» Stated goal
What follows is a set of entries. Give them again exactly, without the pictures.

%%

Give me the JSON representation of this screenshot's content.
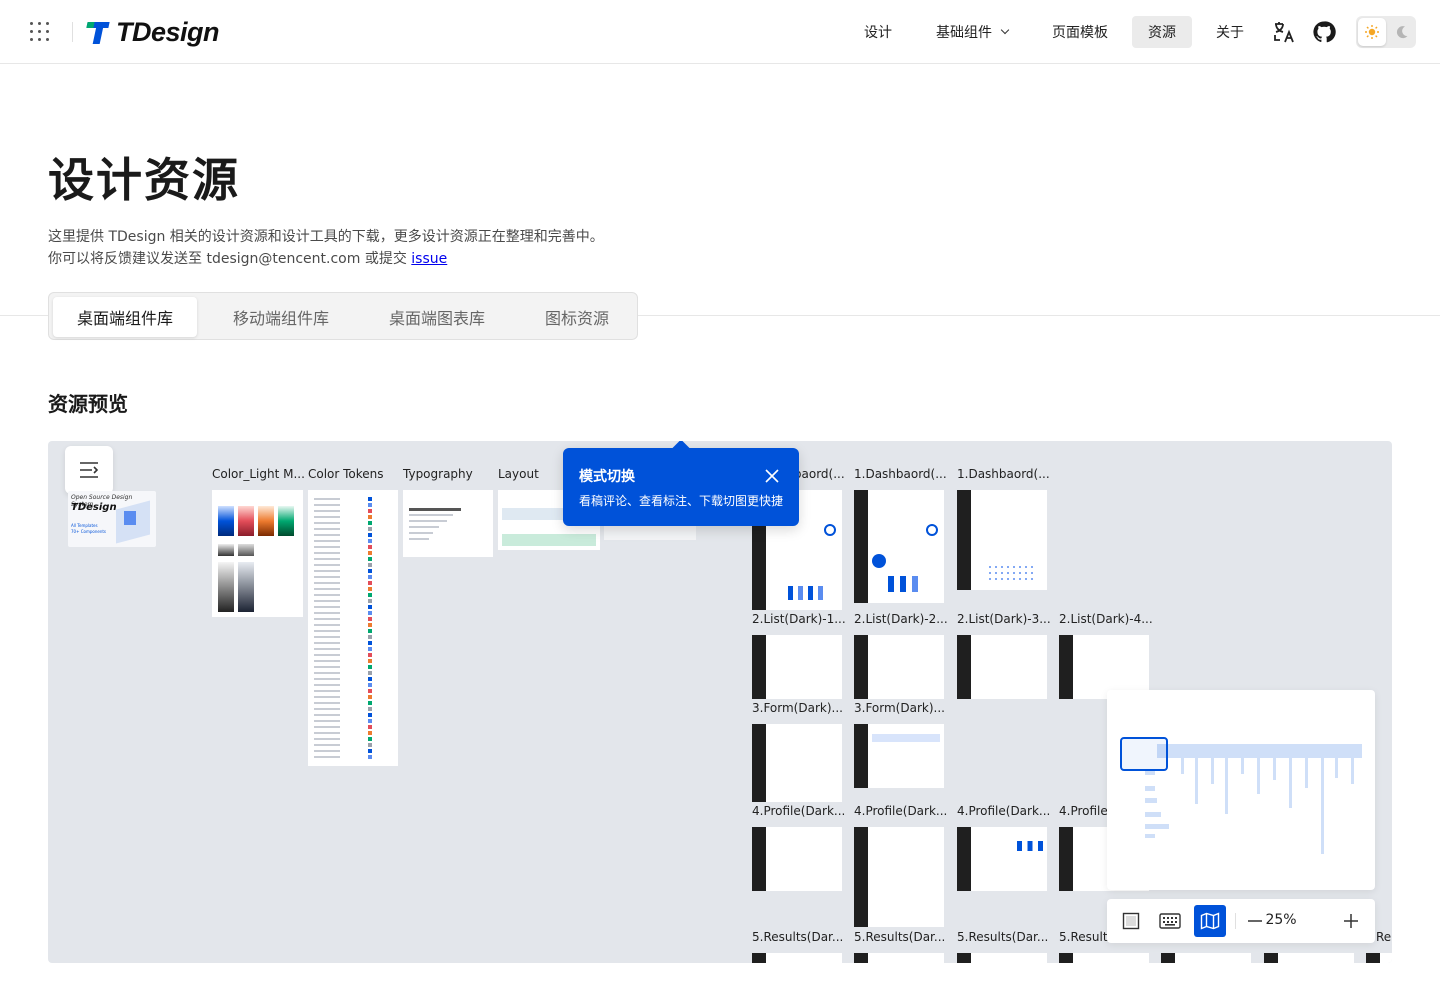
{
  "header": {
    "logo_text": "TDesign",
    "nav": [
      {
        "label": "设计"
      },
      {
        "label": "基础组件"
      },
      {
        "label": "页面模板"
      },
      {
        "label": "资源",
        "active": true
      },
      {
        "label": "关于"
      }
    ],
    "icons": [
      "apps-grid-icon",
      "translate-icon",
      "github-icon",
      "sun-icon",
      "moon-icon"
    ]
  },
  "page": {
    "title": "设计资源",
    "desc_line1": "这里提供 TDesign 相关的设计资源和设计工具的下载，更多设计资源正在整理和完善中。",
    "desc_line2_prefix": "你可以将反馈建议发送至 tdesign@tencent.com 或提交 ",
    "desc_link": "issue",
    "tabs": [
      {
        "label": "桌面端组件库",
        "active": true
      },
      {
        "label": "移动端组件库"
      },
      {
        "label": "桌面端图表库"
      },
      {
        "label": "图标资源"
      }
    ],
    "section_title": "资源预览"
  },
  "preview": {
    "cover_text_1": "Open Source Design System",
    "cover_text_2": "TDesign",
    "cover_text_3": "All Templates",
    "cover_text_4": "70+ Components",
    "frames_row1": [
      "Color_Light M...",
      "Color Tokens",
      "Typography",
      "Layout",
      "1.Dashbaord(...",
      "1.Dashbaord(...",
      "1.Dashbaord(..."
    ],
    "frames_row2": [
      "2.List(Dark)-1...",
      "2.List(Dark)-2...",
      "2.List(Dark)-3...",
      "2.List(Dark)-4..."
    ],
    "frames_row3": [
      "3.Form(Dark)...",
      "3.Form(Dark)..."
    ],
    "frames_row4": [
      "4.Profile(Dark...",
      "4.Profile(Dark...",
      "4.Profile(Dark...",
      "4.Profile"
    ],
    "frames_row5": [
      "5.Results(Dar...",
      "5.Results(Dar...",
      "5.Results(Dar...",
      "5.Result",
      "Re"
    ],
    "tooltip": {
      "title": "模式切换",
      "body": "看稿评论、查看标注、下载切图更快捷"
    },
    "toolbar": {
      "zoom": "25%",
      "modes": [
        "frame-view-icon",
        "keyboard-icon",
        "minimap-icon"
      ],
      "active_mode": "minimap-icon"
    }
  },
  "colors": {
    "brand": "#0052d9",
    "canvas_bg": "#e3e6eb",
    "tab_bg": "#f3f3f3"
  }
}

%%

» Solution to this problem
Give me the JSON representation of this screenshot's content.
{
  "header": {
    "logo_text": "TDesign",
    "nav": [
      {
        "label": "设计"
      },
      {
        "label": "基础组件"
      },
      {
        "label": "页面模板"
      },
      {
        "label": "资源",
        "active": true
      },
      {
        "label": "关于"
      }
    ],
    "icons": [
      "apps-grid-icon",
      "translate-icon",
      "github-icon",
      "sun-icon",
      "moon-icon"
    ]
  },
  "page": {
    "title": "设计资源",
    "desc_line1": "这里提供 TDesign 相关的设计资源和设计工具的下载，更多设计资源正在整理和完善中。",
    "desc_line2_prefix": "你可以将反馈建议发送至 tdesign@tencent.com 或提交 ",
    "desc_link": "issue",
    "tabs": [
      {
        "label": "桌面端组件库",
        "active": true
      },
      {
        "label": "移动端组件库"
      },
      {
        "label": "桌面端图表库"
      },
      {
        "label": "图标资源"
      }
    ],
    "section_title": "资源预览"
  },
  "preview": {
    "cover_text_1": "Open Source Design System",
    "cover_text_2": "TDesign",
    "cover_text_3": "All Templates",
    "cover_text_4": "70+ Components",
    "frames_row1": [
      "Color_Light M...",
      "Color Tokens",
      "Typography",
      "Layout",
      "1.Dashbaord(...",
      "1.Dashbaord(...",
      "1.Dashbaord(..."
    ],
    "frames_row2": [
      "2.List(Dark)-1...",
      "2.List(Dark)-2...",
      "2.List(Dark)-3...",
      "2.List(Dark)-4..."
    ],
    "frames_row3": [
      "3.Form(Dark)...",
      "3.Form(Dark)..."
    ],
    "frames_row4": [
      "4.Profile(Dark...",
      "4.Profile(Dark...",
      "4.Profile(Dark...",
      "4.Profile"
    ],
    "frames_row5": [
      "5.Results(Dar...",
      "5.Results(Dar...",
      "5.Results(Dar...",
      "5.Result",
      "Re"
    ],
    "tooltip": {
      "title": "模式切换",
      "body": "看稿评论、查看标注、下载切图更快捷"
    },
    "toolbar": {
      "zoom": "25%",
      "modes": [
        "frame-view-icon",
        "keyboard-icon",
        "minimap-icon"
      ],
      "active_mode": "minimap-icon"
    }
  },
  "colors": {
    "brand": "#0052d9",
    "canvas_bg": "#e3e6eb",
    "tab_bg": "#f3f3f3"
  }
}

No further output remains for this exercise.